Exercise description: Copy each line exactly.

Information provided:

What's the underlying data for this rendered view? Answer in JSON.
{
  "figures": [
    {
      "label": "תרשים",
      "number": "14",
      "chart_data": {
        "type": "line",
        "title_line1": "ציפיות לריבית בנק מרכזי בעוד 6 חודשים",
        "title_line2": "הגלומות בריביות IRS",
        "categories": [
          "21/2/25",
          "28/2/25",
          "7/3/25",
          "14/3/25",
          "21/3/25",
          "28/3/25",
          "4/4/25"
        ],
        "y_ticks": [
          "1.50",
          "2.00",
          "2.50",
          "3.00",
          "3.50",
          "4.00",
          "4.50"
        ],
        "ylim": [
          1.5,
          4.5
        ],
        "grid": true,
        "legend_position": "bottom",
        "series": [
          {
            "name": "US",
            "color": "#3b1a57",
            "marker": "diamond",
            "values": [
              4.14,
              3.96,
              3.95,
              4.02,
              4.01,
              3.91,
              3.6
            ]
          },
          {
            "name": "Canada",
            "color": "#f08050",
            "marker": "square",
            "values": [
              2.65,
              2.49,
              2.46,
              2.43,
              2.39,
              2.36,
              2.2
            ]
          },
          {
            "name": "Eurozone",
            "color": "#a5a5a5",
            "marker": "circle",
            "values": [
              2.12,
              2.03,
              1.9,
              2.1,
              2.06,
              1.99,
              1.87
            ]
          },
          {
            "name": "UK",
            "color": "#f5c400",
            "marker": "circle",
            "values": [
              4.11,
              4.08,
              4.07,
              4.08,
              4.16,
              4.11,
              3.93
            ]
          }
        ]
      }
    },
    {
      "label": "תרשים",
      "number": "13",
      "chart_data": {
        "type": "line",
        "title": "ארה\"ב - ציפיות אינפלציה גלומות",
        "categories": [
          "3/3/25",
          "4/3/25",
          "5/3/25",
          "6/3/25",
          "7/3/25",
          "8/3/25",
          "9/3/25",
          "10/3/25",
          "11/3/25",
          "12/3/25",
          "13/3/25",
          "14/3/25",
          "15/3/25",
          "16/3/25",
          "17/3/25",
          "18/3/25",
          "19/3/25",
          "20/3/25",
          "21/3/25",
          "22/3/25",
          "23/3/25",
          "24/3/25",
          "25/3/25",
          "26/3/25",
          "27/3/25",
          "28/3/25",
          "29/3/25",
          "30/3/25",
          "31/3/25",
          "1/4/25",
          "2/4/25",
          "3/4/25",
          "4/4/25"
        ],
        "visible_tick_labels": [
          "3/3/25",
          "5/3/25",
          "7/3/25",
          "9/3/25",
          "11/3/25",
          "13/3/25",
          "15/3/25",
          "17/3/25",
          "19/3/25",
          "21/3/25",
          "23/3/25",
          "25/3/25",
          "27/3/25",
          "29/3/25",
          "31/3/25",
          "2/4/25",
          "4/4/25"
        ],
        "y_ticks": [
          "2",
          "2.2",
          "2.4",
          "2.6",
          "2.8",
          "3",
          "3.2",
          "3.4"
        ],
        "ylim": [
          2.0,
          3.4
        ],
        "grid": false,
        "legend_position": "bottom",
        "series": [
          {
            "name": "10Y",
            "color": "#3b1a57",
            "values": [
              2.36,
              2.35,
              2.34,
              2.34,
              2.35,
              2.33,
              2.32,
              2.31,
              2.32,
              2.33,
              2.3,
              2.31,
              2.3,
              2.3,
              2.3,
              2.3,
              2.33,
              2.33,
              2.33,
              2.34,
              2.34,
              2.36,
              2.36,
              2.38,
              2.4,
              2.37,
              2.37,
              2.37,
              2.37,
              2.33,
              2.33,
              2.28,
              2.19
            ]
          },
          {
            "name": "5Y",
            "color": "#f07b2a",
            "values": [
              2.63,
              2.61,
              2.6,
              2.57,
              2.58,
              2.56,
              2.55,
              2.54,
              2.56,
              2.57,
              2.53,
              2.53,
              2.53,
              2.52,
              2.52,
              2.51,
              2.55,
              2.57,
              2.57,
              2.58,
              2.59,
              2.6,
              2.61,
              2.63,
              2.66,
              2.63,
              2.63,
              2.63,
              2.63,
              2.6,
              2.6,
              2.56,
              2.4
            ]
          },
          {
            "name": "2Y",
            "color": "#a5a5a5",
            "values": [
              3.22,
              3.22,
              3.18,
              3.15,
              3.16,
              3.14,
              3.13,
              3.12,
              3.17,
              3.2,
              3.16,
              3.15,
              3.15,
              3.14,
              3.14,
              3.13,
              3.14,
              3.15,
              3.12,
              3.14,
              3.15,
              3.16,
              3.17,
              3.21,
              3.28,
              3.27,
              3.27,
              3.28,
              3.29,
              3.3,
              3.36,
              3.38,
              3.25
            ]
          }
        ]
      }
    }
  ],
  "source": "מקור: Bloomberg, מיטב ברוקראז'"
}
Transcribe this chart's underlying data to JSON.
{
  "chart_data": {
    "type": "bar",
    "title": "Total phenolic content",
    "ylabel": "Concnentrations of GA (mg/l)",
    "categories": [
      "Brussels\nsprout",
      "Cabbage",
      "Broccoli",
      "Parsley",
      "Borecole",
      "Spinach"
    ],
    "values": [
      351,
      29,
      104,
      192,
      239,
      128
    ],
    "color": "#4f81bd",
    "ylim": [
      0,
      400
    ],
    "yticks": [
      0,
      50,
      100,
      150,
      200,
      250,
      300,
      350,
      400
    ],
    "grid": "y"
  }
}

The output:
What's the underlying data for this rendered view? Answer in JSON.
{
  "figures": [
    {
      "label": "תרשים",
      "number": "14",
      "chart_data": {
        "type": "line",
        "title_line1": "ציפיות לריבית בנק מרכזי בעוד 6 חודשים",
        "title_line2": "הגלומות בריביות IRS",
        "categories": [
          "21/2/25",
          "28/2/25",
          "7/3/25",
          "14/3/25",
          "21/3/25",
          "28/3/25",
          "4/4/25"
        ],
        "y_ticks": [
          "1.50",
          "2.00",
          "2.50",
          "3.00",
          "3.50",
          "4.00",
          "4.50"
        ],
        "ylim": [
          1.5,
          4.5
        ],
        "grid": true,
        "legend_position": "bottom",
        "series": [
          {
            "name": "US",
            "color": "#3b1a57",
            "marker": "diamond",
            "values": [
              4.14,
              3.96,
              3.95,
              4.02,
              4.01,
              3.91,
              3.6
            ]
          },
          {
            "name": "Canada",
            "color": "#f08050",
            "marker": "square",
            "values": [
              2.65,
              2.49,
              2.46,
              2.43,
              2.39,
              2.36,
              2.2
            ]
          },
          {
            "name": "Eurozone",
            "color": "#a5a5a5",
            "marker": "circle",
            "values": [
              2.12,
              2.03,
              1.9,
              2.1,
              2.06,
              1.99,
              1.87
            ]
          },
          {
            "name": "UK",
            "color": "#f5c400",
            "marker": "circle",
            "values": [
              4.11,
              4.08,
              4.07,
              4.08,
              4.16,
              4.11,
              3.93
            ]
          }
        ]
      }
    },
    {
      "label": "תרשים",
      "number": "13",
      "chart_data": {
        "type": "line",
        "title": "ארה\"ב - ציפיות אינפלציה גלומות",
        "categories": [
          "3/3/25",
          "4/3/25",
          "5/3/25",
          "6/3/25",
          "7/3/25",
          "8/3/25",
          "9/3/25",
          "10/3/25",
          "11/3/25",
          "12/3/25",
          "13/3/25",
          "14/3/25",
          "15/3/25",
          "16/3/25",
          "17/3/25",
          "18/3/25",
          "19/3/25",
          "20/3/25",
          "21/3/25",
          "22/3/25",
          "23/3/25",
          "24/3/25",
          "25/3/25",
          "26/3/25",
          "27/3/25",
          "28/3/25",
          "29/3/25",
          "30/3/25",
          "31/3/25",
          "1/4/25",
          "2/4/25",
          "3/4/25",
          "4/4/25"
        ],
        "visible_tick_labels": [
          "3/3/25",
          "5/3/25",
          "7/3/25",
          "9/3/25",
          "11/3/25",
          "13/3/25",
          "15/3/25",
          "17/3/25",
          "19/3/25",
          "21/3/25",
          "23/3/25",
          "25/3/25",
          "27/3/25",
          "29/3/25",
          "31/3/25",
          "2/4/25",
          "4/4/25"
        ],
        "y_ticks": [
          "2",
          "2.2",
          "2.4",
          "2.6",
          "2.8",
          "3",
          "3.2",
          "3.4"
        ],
        "ylim": [
          2.0,
          3.4
        ],
        "grid": false,
        "legend_position": "bottom",
        "series": [
          {
            "name": "10Y",
            "color": "#3b1a57",
            "values": [
              2.36,
              2.35,
              2.34,
              2.34,
              2.35,
              2.33,
              2.32,
              2.31,
              2.32,
              2.33,
              2.3,
              2.31,
              2.3,
              2.3,
              2.3,
              2.3,
              2.33,
              2.33,
              2.33,
              2.34,
              2.34,
              2.36,
              2.36,
              2.38,
              2.4,
              2.37,
              2.37,
              2.37,
              2.37,
              2.33,
              2.33,
              2.28,
              2.19
            ]
          },
          {
            "name": "5Y",
            "color": "#f07b2a",
            "values": [
              2.63,
              2.61,
              2.6,
              2.57,
              2.58,
              2.56,
              2.55,
              2.54,
              2.56,
              2.57,
              2.53,
              2.53,
              2.53,
              2.52,
              2.52,
              2.51,
              2.55,
              2.57,
              2.57,
              2.58,
              2.59,
              2.6,
              2.61,
              2.63,
              2.66,
              2.63,
              2.63,
              2.63,
              2.63,
              2.6,
              2.6,
              2.56,
              2.4
            ]
          },
          {
            "name": "2Y",
            "color": "#a5a5a5",
            "values": [
              3.22,
              3.22,
              3.18,
              3.15,
              3.16,
              3.14,
              3.13,
              3.12,
              3.17,
              3.2,
              3.16,
              3.15,
              3.15,
              3.14,
              3.14,
              3.13,
              3.14,
              3.15,
              3.12,
              3.14,
              3.15,
              3.16,
              3.17,
              3.21,
              3.28,
              3.27,
              3.27,
              3.28,
              3.29,
              3.3,
              3.36,
              3.38,
              3.25
            ]
          }
        ]
      }
    }
  ],
  "source": "מקור: Bloomberg, מיטב ברוקראז'"
}
Transcribe this chart's underlying data to JSON.
{
  "chart_data": {
    "type": "bar",
    "title": "Total phenolic content",
    "ylabel": "Concnentrations of GA (mg/l)",
    "categories": [
      "Brussels\nsprout",
      "Cabbage",
      "Broccoli",
      "Parsley",
      "Borecole",
      "Spinach"
    ],
    "values": [
      351,
      29,
      104,
      192,
      239,
      128
    ],
    "color": "#4f81bd",
    "ylim": [
      0,
      400
    ],
    "yticks": [
      0,
      50,
      100,
      150,
      200,
      250,
      300,
      350,
      400
    ],
    "grid": "y"
  }
}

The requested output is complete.